*Data supplied:*
☆ ☆ ☆

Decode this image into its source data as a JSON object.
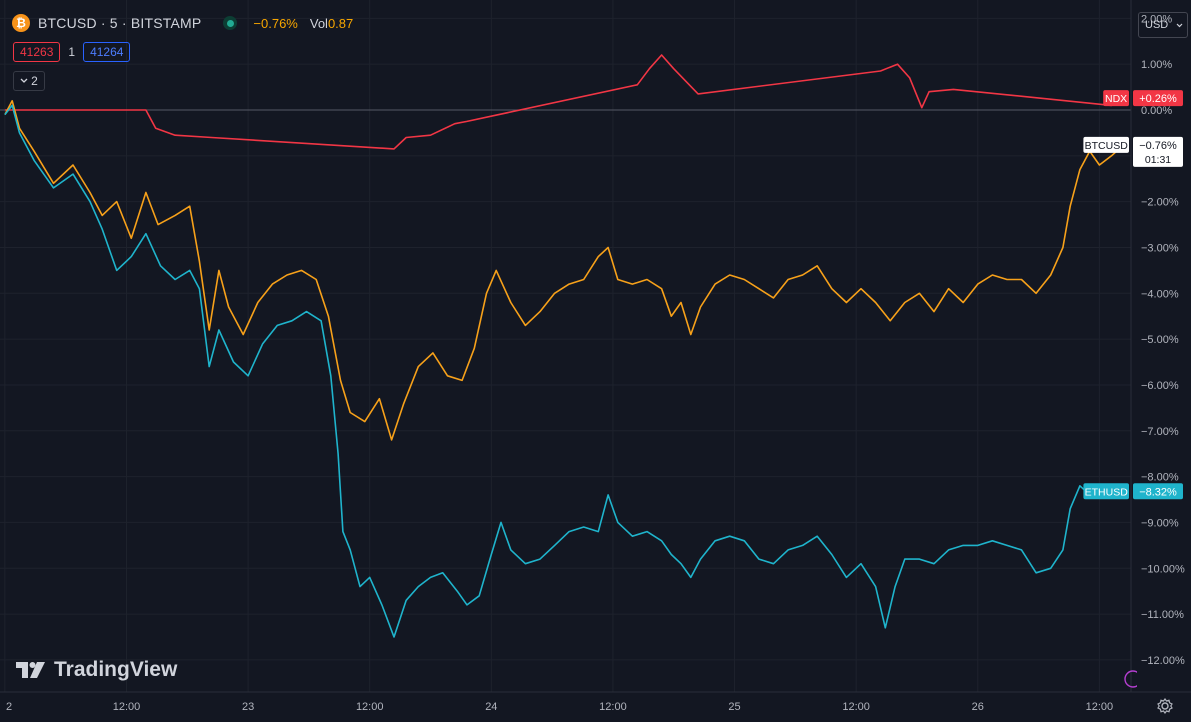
{
  "header": {
    "symbol": "BTCUSD · 5 · BITSTAMP",
    "btc_glyph": "₿",
    "change": "−0.76%",
    "vol_label": "Vol",
    "vol_value": "0.87"
  },
  "order": {
    "sell_price": "41263",
    "quantity": "1",
    "buy_price": "41264"
  },
  "indicators_toggle": {
    "count": "2"
  },
  "currency_selector": {
    "value": "USD"
  },
  "branding": {
    "logo_text": "TradingView"
  },
  "colors": {
    "background": "#131722",
    "btc": "#f7a11a",
    "eth": "#1fb4cc",
    "ndx": "#f23645",
    "grid": "#1e222d",
    "axis_text": "#b2b5be"
  },
  "chart_data": {
    "type": "line",
    "percent_scale": true,
    "ylim": [
      -12.7,
      2.4
    ],
    "y_ticks": [
      "2.00%",
      "1.00%",
      "0.00%",
      "−1.00%",
      "−2.00%",
      "−3.00%",
      "−4.00%",
      "−5.00%",
      "−6.00%",
      "−7.00%",
      "−8.00%",
      "−9.00%",
      "−10.00%",
      "−11.00%",
      "−12.00%"
    ],
    "y_tick_values": [
      2,
      1,
      0,
      -1,
      -2,
      -3,
      -4,
      -5,
      -6,
      -7,
      -8,
      -9,
      -10,
      -11,
      -12
    ],
    "x_ticks": [
      "2",
      "12:00",
      "23",
      "12:00",
      "24",
      "12:00",
      "25",
      "12:00",
      "26",
      "12:00"
    ],
    "x_tick_values": [
      0,
      0.5,
      1,
      1.5,
      2,
      2.5,
      3,
      3.5,
      4,
      4.5
    ],
    "xlim": [
      -0.02,
      4.63
    ],
    "grid": true,
    "series": [
      {
        "name": "NDX",
        "color": "#f23645",
        "last_label": "+0.26%",
        "points": [
          [
            0,
            0
          ],
          [
            0.58,
            0
          ],
          [
            0.62,
            -0.4
          ],
          [
            0.7,
            -0.55
          ],
          [
            0.85,
            -0.6
          ],
          [
            1.6,
            -0.85
          ],
          [
            1.65,
            -0.6
          ],
          [
            1.75,
            -0.55
          ],
          [
            1.85,
            -0.3
          ],
          [
            1.9,
            -0.25
          ],
          [
            2.6,
            0.55
          ],
          [
            2.65,
            0.9
          ],
          [
            2.7,
            1.2
          ],
          [
            2.75,
            0.9
          ],
          [
            2.85,
            0.35
          ],
          [
            3.6,
            0.85
          ],
          [
            3.67,
            1.0
          ],
          [
            3.72,
            0.7
          ],
          [
            3.77,
            0.05
          ],
          [
            3.8,
            0.4
          ],
          [
            3.9,
            0.45
          ],
          [
            4.55,
            0.1
          ],
          [
            4.62,
            0.26
          ]
        ]
      },
      {
        "name": "BTCUSD",
        "color": "#f7a11a",
        "last_label": "−0.76%",
        "countdown": "01:31",
        "points": [
          [
            0,
            -0.1
          ],
          [
            0.03,
            0.2
          ],
          [
            0.06,
            -0.4
          ],
          [
            0.12,
            -0.9
          ],
          [
            0.2,
            -1.6
          ],
          [
            0.28,
            -1.2
          ],
          [
            0.35,
            -1.8
          ],
          [
            0.4,
            -2.3
          ],
          [
            0.46,
            -2.0
          ],
          [
            0.52,
            -2.8
          ],
          [
            0.58,
            -1.8
          ],
          [
            0.63,
            -2.5
          ],
          [
            0.7,
            -2.3
          ],
          [
            0.76,
            -2.1
          ],
          [
            0.8,
            -3.3
          ],
          [
            0.84,
            -4.8
          ],
          [
            0.88,
            -3.5
          ],
          [
            0.92,
            -4.3
          ],
          [
            0.98,
            -4.9
          ],
          [
            1.04,
            -4.2
          ],
          [
            1.1,
            -3.8
          ],
          [
            1.16,
            -3.6
          ],
          [
            1.22,
            -3.5
          ],
          [
            1.28,
            -3.7
          ],
          [
            1.33,
            -4.5
          ],
          [
            1.38,
            -5.9
          ],
          [
            1.42,
            -6.6
          ],
          [
            1.48,
            -6.8
          ],
          [
            1.54,
            -6.3
          ],
          [
            1.59,
            -7.2
          ],
          [
            1.64,
            -6.4
          ],
          [
            1.7,
            -5.6
          ],
          [
            1.76,
            -5.3
          ],
          [
            1.82,
            -5.8
          ],
          [
            1.88,
            -5.9
          ],
          [
            1.93,
            -5.2
          ],
          [
            1.98,
            -4.0
          ],
          [
            2.02,
            -3.5
          ],
          [
            2.08,
            -4.2
          ],
          [
            2.14,
            -4.7
          ],
          [
            2.2,
            -4.4
          ],
          [
            2.26,
            -4.0
          ],
          [
            2.32,
            -3.8
          ],
          [
            2.38,
            -3.7
          ],
          [
            2.44,
            -3.2
          ],
          [
            2.48,
            -3.0
          ],
          [
            2.52,
            -3.7
          ],
          [
            2.58,
            -3.8
          ],
          [
            2.64,
            -3.7
          ],
          [
            2.7,
            -3.9
          ],
          [
            2.74,
            -4.5
          ],
          [
            2.78,
            -4.2
          ],
          [
            2.82,
            -4.9
          ],
          [
            2.86,
            -4.3
          ],
          [
            2.92,
            -3.8
          ],
          [
            2.98,
            -3.6
          ],
          [
            3.04,
            -3.7
          ],
          [
            3.1,
            -3.9
          ],
          [
            3.16,
            -4.1
          ],
          [
            3.22,
            -3.7
          ],
          [
            3.28,
            -3.6
          ],
          [
            3.34,
            -3.4
          ],
          [
            3.4,
            -3.9
          ],
          [
            3.46,
            -4.2
          ],
          [
            3.52,
            -3.9
          ],
          [
            3.58,
            -4.2
          ],
          [
            3.64,
            -4.6
          ],
          [
            3.7,
            -4.2
          ],
          [
            3.76,
            -4.0
          ],
          [
            3.82,
            -4.4
          ],
          [
            3.88,
            -3.9
          ],
          [
            3.94,
            -4.2
          ],
          [
            4.0,
            -3.8
          ],
          [
            4.06,
            -3.6
          ],
          [
            4.12,
            -3.7
          ],
          [
            4.18,
            -3.7
          ],
          [
            4.24,
            -4.0
          ],
          [
            4.3,
            -3.6
          ],
          [
            4.35,
            -3.0
          ],
          [
            4.38,
            -2.1
          ],
          [
            4.42,
            -1.3
          ],
          [
            4.46,
            -0.9
          ],
          [
            4.5,
            -1.2
          ],
          [
            4.55,
            -1.0
          ],
          [
            4.6,
            -0.76
          ]
        ]
      },
      {
        "name": "ETHUSD",
        "color": "#1fb4cc",
        "last_label": "−8.32%",
        "points": [
          [
            0,
            -0.1
          ],
          [
            0.03,
            0.1
          ],
          [
            0.06,
            -0.5
          ],
          [
            0.12,
            -1.1
          ],
          [
            0.2,
            -1.7
          ],
          [
            0.28,
            -1.4
          ],
          [
            0.35,
            -2.0
          ],
          [
            0.4,
            -2.6
          ],
          [
            0.46,
            -3.5
          ],
          [
            0.52,
            -3.2
          ],
          [
            0.58,
            -2.7
          ],
          [
            0.64,
            -3.4
          ],
          [
            0.7,
            -3.7
          ],
          [
            0.76,
            -3.5
          ],
          [
            0.8,
            -3.9
          ],
          [
            0.84,
            -5.6
          ],
          [
            0.88,
            -4.8
          ],
          [
            0.94,
            -5.5
          ],
          [
            1.0,
            -5.8
          ],
          [
            1.06,
            -5.1
          ],
          [
            1.12,
            -4.7
          ],
          [
            1.18,
            -4.6
          ],
          [
            1.24,
            -4.4
          ],
          [
            1.3,
            -4.6
          ],
          [
            1.34,
            -5.8
          ],
          [
            1.37,
            -7.5
          ],
          [
            1.39,
            -9.2
          ],
          [
            1.42,
            -9.6
          ],
          [
            1.46,
            -10.4
          ],
          [
            1.5,
            -10.2
          ],
          [
            1.55,
            -10.8
          ],
          [
            1.6,
            -11.5
          ],
          [
            1.65,
            -10.7
          ],
          [
            1.7,
            -10.4
          ],
          [
            1.75,
            -10.2
          ],
          [
            1.8,
            -10.1
          ],
          [
            1.86,
            -10.5
          ],
          [
            1.9,
            -10.8
          ],
          [
            1.95,
            -10.6
          ],
          [
            2.0,
            -9.7
          ],
          [
            2.04,
            -9.0
          ],
          [
            2.08,
            -9.6
          ],
          [
            2.14,
            -9.9
          ],
          [
            2.2,
            -9.8
          ],
          [
            2.26,
            -9.5
          ],
          [
            2.32,
            -9.2
          ],
          [
            2.38,
            -9.1
          ],
          [
            2.44,
            -9.2
          ],
          [
            2.48,
            -8.4
          ],
          [
            2.52,
            -9.0
          ],
          [
            2.58,
            -9.3
          ],
          [
            2.64,
            -9.2
          ],
          [
            2.7,
            -9.4
          ],
          [
            2.74,
            -9.7
          ],
          [
            2.78,
            -9.9
          ],
          [
            2.82,
            -10.2
          ],
          [
            2.86,
            -9.8
          ],
          [
            2.92,
            -9.4
          ],
          [
            2.98,
            -9.3
          ],
          [
            3.04,
            -9.4
          ],
          [
            3.1,
            -9.8
          ],
          [
            3.16,
            -9.9
          ],
          [
            3.22,
            -9.6
          ],
          [
            3.28,
            -9.5
          ],
          [
            3.34,
            -9.3
          ],
          [
            3.4,
            -9.7
          ],
          [
            3.46,
            -10.2
          ],
          [
            3.52,
            -9.9
          ],
          [
            3.58,
            -10.4
          ],
          [
            3.62,
            -11.3
          ],
          [
            3.66,
            -10.4
          ],
          [
            3.7,
            -9.8
          ],
          [
            3.76,
            -9.8
          ],
          [
            3.82,
            -9.9
          ],
          [
            3.88,
            -9.6
          ],
          [
            3.94,
            -9.5
          ],
          [
            4.0,
            -9.5
          ],
          [
            4.06,
            -9.4
          ],
          [
            4.12,
            -9.5
          ],
          [
            4.18,
            -9.6
          ],
          [
            4.24,
            -10.1
          ],
          [
            4.3,
            -10.0
          ],
          [
            4.35,
            -9.6
          ],
          [
            4.38,
            -8.7
          ],
          [
            4.42,
            -8.2
          ],
          [
            4.46,
            -8.4
          ],
          [
            4.5,
            -8.3
          ],
          [
            4.55,
            -8.4
          ],
          [
            4.6,
            -8.32
          ]
        ]
      }
    ]
  }
}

☆ ☆ ☆

*Exercise:*
Copy every line that includes the string "BTCUSD" from the material above.

*Exercise response:*
    "symbol": "BTCUSD · 5 · BITSTAMP",
        "name": "BTCUSD",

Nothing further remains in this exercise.